Tally every line featuring "运营的组织", then give that tally alone.

_Data rows_.
________________________________________
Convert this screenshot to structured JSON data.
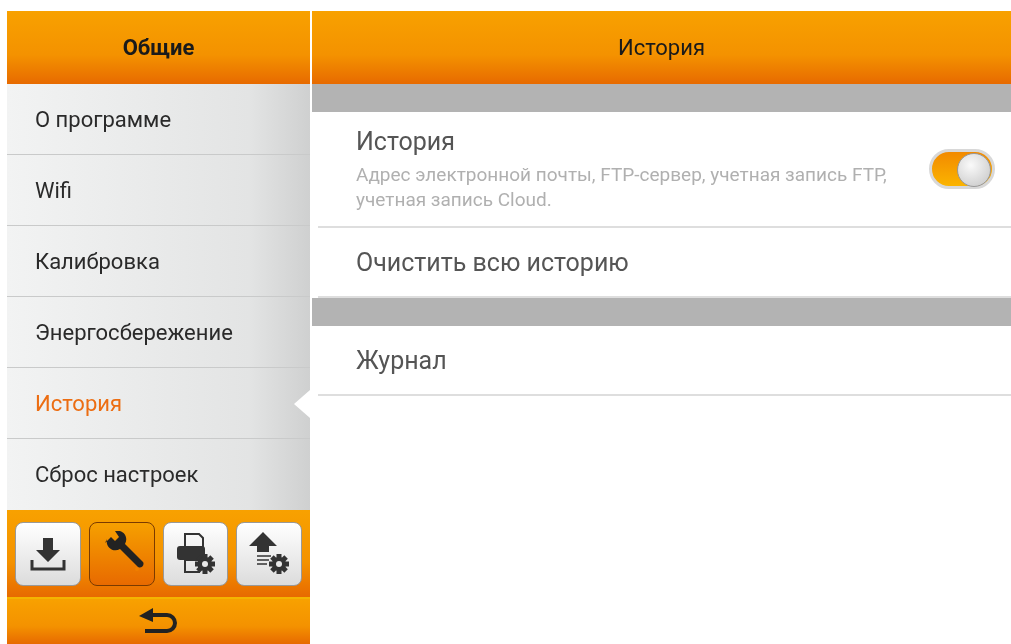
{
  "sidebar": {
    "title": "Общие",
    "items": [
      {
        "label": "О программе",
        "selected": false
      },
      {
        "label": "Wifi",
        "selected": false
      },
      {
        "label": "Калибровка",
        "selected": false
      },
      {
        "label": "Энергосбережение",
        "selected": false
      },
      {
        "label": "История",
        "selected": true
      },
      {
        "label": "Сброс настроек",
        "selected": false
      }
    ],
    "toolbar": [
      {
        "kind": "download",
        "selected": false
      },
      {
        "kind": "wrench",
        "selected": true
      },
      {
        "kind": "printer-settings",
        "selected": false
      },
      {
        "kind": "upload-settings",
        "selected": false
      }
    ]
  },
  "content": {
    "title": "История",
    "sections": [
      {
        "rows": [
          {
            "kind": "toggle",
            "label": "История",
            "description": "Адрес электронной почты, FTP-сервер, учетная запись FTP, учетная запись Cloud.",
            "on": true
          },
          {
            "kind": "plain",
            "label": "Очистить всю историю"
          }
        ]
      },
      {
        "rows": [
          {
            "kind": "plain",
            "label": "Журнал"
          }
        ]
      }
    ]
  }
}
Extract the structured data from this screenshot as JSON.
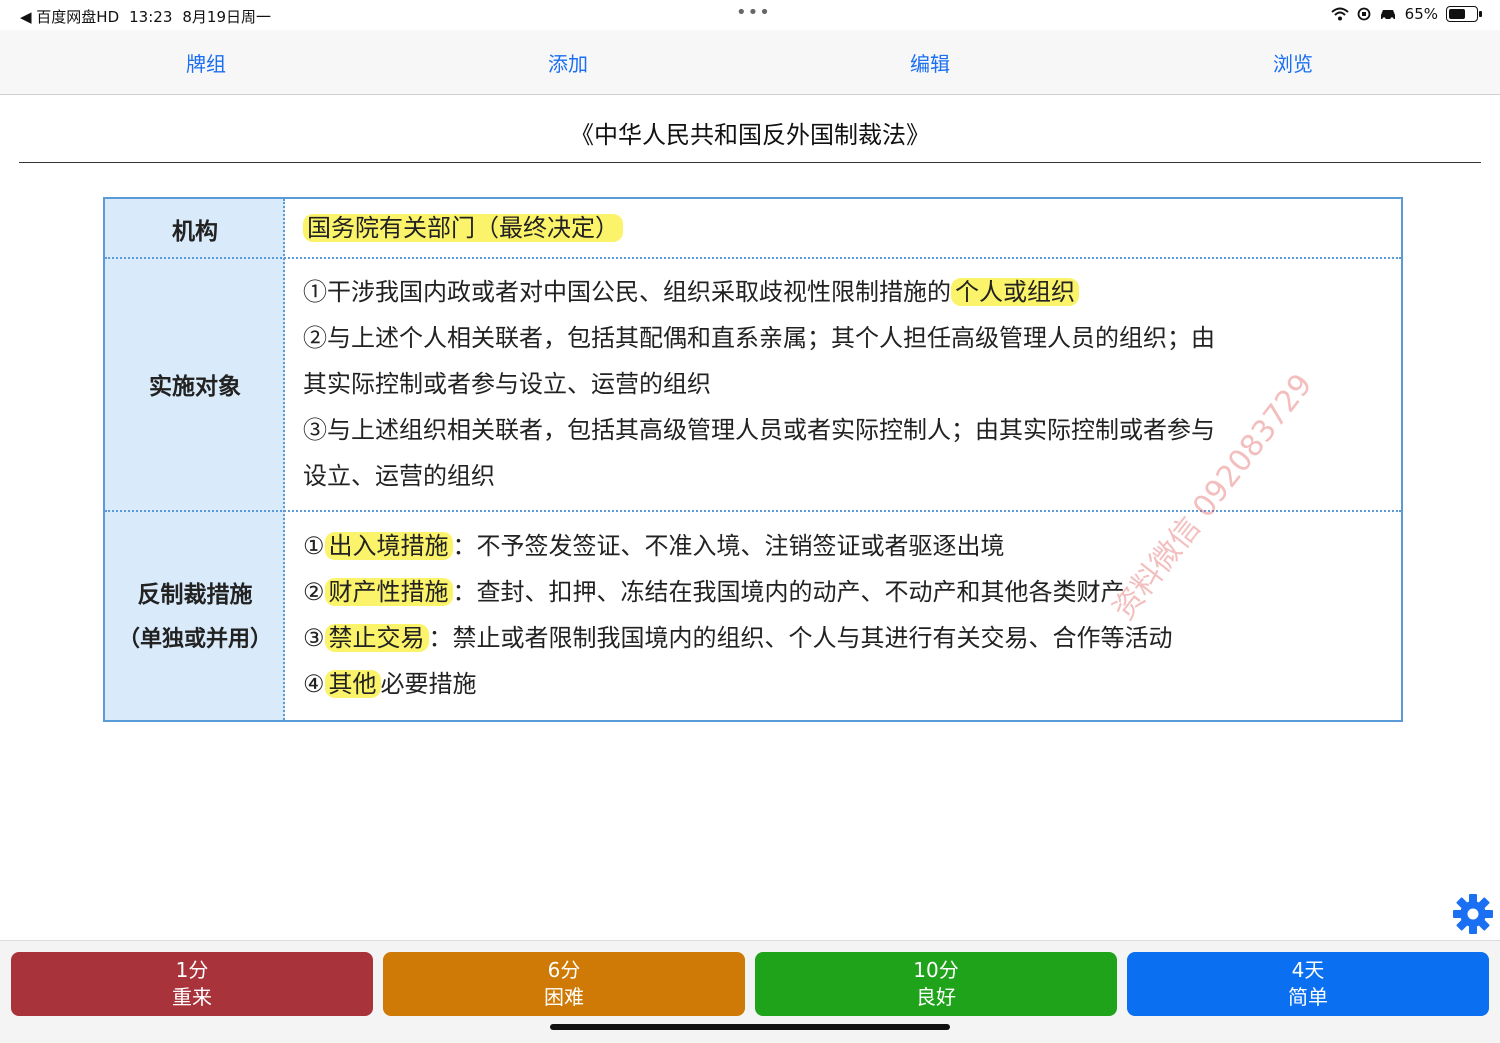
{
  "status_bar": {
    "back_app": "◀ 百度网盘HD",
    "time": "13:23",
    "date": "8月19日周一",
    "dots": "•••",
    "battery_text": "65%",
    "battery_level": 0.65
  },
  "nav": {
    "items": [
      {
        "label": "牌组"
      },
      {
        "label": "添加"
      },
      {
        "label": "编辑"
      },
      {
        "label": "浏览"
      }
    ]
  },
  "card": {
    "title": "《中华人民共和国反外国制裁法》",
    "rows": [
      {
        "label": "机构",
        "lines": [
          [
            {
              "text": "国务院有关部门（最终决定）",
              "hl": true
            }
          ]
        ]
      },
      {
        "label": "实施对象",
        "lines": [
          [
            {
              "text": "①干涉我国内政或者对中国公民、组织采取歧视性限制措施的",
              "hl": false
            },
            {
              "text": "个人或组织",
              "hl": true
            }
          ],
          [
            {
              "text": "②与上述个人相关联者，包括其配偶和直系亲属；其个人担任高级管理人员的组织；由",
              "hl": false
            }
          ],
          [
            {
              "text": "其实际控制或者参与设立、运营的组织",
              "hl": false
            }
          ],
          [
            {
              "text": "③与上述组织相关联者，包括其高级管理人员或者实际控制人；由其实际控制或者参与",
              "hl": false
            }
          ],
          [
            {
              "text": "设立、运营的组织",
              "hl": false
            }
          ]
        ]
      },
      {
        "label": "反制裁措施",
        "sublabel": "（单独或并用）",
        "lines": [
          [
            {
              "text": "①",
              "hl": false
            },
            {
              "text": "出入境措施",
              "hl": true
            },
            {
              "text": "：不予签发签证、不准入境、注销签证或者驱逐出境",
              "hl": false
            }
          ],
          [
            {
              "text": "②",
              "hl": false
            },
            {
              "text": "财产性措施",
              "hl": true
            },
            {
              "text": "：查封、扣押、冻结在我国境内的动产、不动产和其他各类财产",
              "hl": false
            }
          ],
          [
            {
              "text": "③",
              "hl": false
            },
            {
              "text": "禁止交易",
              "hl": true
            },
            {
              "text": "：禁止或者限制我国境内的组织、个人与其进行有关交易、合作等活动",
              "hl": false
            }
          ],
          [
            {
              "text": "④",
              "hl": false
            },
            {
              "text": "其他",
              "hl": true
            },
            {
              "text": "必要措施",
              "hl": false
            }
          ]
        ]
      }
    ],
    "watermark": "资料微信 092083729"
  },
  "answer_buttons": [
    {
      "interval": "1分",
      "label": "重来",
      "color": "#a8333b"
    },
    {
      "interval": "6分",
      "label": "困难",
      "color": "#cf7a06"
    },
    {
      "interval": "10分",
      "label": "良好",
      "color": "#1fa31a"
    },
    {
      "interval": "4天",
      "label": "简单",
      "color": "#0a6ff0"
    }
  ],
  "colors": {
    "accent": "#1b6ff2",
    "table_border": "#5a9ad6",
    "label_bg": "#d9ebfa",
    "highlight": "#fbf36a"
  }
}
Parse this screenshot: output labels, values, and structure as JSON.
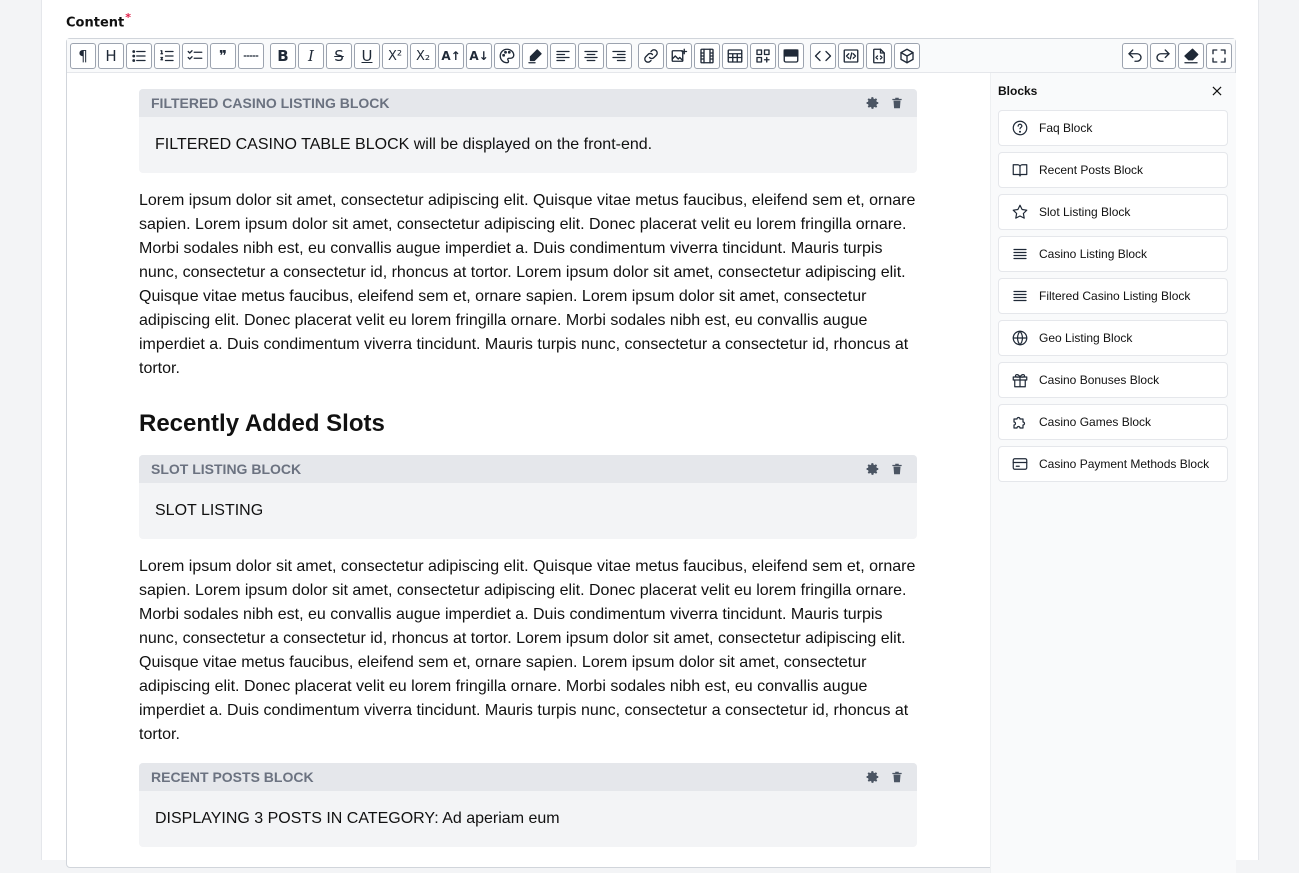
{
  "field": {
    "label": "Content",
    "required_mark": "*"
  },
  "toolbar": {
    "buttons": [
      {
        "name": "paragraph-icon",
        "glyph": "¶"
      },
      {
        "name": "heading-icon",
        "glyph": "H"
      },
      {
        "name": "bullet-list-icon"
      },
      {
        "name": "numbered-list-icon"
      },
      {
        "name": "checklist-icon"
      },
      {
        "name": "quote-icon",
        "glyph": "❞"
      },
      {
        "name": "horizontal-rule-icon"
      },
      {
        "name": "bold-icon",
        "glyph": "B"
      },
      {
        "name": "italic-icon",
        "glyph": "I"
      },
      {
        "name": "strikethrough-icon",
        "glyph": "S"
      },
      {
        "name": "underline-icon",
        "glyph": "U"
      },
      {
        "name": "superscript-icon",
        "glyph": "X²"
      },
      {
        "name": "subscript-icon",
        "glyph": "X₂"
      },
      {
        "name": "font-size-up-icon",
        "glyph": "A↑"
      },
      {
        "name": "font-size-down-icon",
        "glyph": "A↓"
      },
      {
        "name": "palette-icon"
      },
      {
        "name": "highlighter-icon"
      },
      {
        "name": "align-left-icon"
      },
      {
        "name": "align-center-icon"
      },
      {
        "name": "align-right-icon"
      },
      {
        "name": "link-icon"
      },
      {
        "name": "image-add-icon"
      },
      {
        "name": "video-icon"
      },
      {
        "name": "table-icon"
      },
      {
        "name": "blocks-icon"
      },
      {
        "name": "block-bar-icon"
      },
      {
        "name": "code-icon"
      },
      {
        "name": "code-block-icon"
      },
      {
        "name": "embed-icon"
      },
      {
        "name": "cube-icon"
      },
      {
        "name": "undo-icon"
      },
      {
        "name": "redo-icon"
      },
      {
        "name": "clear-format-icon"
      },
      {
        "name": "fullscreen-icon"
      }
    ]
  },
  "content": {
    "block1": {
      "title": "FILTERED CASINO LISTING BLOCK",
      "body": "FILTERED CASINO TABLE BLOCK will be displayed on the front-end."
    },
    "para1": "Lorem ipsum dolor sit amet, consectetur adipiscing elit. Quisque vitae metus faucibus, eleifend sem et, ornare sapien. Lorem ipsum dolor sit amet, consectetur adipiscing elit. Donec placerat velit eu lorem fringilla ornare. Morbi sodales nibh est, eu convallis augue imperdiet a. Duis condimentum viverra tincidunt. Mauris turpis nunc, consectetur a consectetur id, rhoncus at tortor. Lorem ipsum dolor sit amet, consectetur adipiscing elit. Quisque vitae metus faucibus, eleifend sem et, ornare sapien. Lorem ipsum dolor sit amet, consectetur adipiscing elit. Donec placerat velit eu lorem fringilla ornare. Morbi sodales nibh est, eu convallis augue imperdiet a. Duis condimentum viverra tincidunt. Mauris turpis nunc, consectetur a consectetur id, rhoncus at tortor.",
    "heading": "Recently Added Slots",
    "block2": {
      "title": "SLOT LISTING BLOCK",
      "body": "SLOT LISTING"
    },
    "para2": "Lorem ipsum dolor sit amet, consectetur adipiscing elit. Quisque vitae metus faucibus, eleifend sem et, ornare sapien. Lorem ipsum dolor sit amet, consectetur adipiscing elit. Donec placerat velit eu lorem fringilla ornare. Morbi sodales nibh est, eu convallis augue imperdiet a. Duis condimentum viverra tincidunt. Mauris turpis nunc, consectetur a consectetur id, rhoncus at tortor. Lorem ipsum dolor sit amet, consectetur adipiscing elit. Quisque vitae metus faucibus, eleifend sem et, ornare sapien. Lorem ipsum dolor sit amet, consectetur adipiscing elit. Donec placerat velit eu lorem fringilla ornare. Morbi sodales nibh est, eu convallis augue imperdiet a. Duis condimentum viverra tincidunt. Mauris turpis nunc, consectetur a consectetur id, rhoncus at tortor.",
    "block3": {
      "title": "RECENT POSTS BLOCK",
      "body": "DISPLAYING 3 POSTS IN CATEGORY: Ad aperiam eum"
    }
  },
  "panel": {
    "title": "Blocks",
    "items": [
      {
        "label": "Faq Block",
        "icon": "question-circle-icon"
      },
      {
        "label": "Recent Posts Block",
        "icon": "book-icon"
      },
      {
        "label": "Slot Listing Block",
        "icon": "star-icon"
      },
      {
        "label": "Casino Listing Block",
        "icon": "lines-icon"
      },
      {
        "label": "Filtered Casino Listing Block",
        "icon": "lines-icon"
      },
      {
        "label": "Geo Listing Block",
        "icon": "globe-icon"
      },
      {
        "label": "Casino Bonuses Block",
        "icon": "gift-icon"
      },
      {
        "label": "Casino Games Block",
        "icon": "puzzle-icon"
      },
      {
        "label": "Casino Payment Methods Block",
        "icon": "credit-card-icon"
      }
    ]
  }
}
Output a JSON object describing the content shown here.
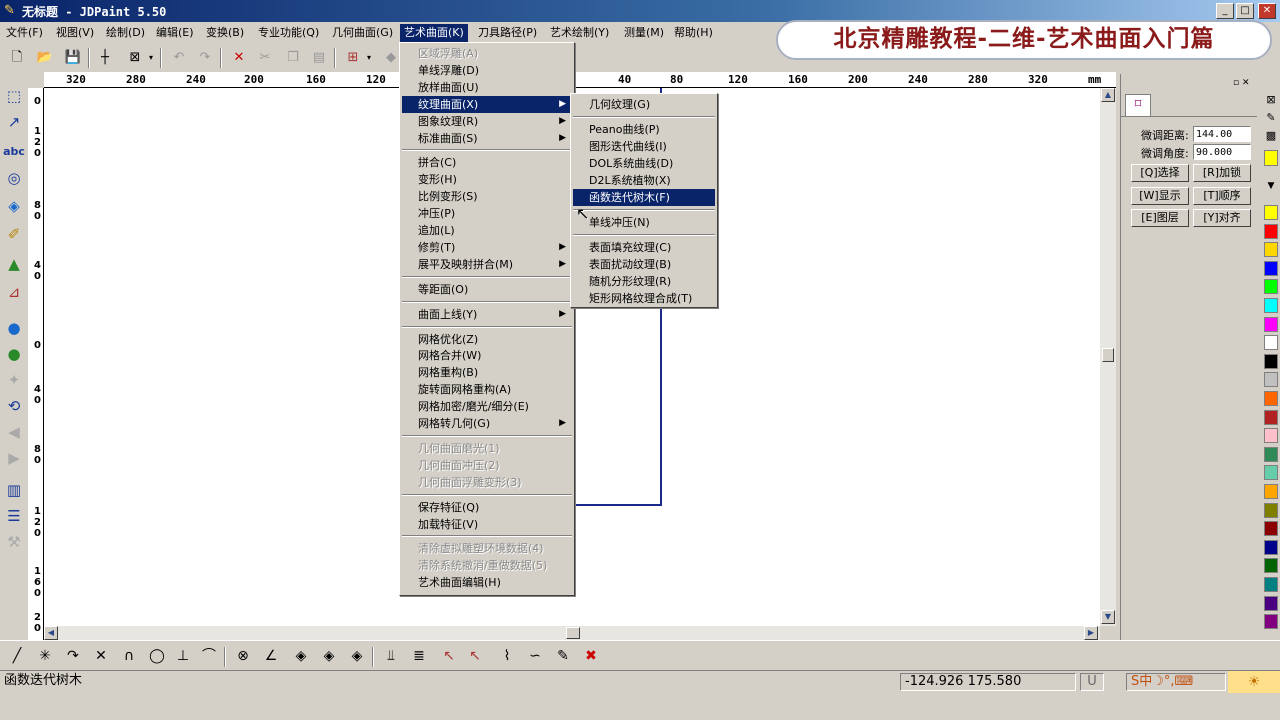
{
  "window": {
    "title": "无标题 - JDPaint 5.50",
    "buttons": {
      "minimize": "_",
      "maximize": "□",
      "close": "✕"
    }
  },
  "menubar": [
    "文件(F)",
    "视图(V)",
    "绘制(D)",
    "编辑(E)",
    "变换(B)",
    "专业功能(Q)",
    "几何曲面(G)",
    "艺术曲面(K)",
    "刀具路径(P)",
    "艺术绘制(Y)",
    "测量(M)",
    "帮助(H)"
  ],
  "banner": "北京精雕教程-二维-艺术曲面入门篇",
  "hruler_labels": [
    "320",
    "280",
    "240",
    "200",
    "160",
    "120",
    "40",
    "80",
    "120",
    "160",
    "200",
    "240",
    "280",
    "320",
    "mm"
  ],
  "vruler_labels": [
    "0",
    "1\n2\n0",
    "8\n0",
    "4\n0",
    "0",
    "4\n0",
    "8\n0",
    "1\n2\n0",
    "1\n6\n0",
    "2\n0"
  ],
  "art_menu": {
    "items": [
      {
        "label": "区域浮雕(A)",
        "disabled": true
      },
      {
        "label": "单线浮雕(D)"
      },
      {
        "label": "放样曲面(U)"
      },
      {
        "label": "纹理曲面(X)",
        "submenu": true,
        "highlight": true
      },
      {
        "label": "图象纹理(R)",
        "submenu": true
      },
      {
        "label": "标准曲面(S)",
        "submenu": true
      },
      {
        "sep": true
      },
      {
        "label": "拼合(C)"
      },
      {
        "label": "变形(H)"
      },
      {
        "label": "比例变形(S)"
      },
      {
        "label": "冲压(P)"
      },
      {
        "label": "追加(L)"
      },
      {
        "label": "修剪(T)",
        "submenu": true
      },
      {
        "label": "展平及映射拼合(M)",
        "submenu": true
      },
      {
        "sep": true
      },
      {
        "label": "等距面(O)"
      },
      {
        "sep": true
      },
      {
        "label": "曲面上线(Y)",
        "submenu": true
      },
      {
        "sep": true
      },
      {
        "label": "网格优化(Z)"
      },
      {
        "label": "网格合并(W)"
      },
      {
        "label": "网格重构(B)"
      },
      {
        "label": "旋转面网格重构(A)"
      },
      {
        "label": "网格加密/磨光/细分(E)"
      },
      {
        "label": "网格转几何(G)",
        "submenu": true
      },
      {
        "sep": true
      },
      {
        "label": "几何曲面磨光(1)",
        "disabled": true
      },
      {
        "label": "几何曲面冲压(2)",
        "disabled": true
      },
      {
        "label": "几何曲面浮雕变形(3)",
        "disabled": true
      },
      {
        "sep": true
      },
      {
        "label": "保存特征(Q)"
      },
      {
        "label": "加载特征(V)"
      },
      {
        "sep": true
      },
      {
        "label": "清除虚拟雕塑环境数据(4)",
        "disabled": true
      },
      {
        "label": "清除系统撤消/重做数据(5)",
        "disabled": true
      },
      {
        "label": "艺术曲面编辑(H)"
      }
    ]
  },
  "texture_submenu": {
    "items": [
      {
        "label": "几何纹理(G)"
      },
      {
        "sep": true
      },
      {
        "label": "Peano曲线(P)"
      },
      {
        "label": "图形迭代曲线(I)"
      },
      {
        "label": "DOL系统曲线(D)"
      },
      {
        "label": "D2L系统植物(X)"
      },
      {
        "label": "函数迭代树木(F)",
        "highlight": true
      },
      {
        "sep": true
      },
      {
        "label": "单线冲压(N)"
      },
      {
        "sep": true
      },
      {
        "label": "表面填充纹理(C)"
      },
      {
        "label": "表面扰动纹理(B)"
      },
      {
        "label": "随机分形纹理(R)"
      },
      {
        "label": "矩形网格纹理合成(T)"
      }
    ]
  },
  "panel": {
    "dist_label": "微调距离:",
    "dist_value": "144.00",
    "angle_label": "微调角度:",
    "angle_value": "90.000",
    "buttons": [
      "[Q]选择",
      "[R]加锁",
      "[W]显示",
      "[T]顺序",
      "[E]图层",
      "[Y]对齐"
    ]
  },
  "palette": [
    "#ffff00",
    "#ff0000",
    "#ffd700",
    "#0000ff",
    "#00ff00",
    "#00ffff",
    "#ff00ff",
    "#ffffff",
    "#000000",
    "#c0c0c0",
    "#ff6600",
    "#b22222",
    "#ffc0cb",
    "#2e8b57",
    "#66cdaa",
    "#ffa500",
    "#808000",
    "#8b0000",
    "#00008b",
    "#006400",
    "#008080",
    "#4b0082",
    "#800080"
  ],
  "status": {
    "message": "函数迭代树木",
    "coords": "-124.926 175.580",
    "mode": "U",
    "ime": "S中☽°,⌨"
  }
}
________________________________________
_Final result_.
2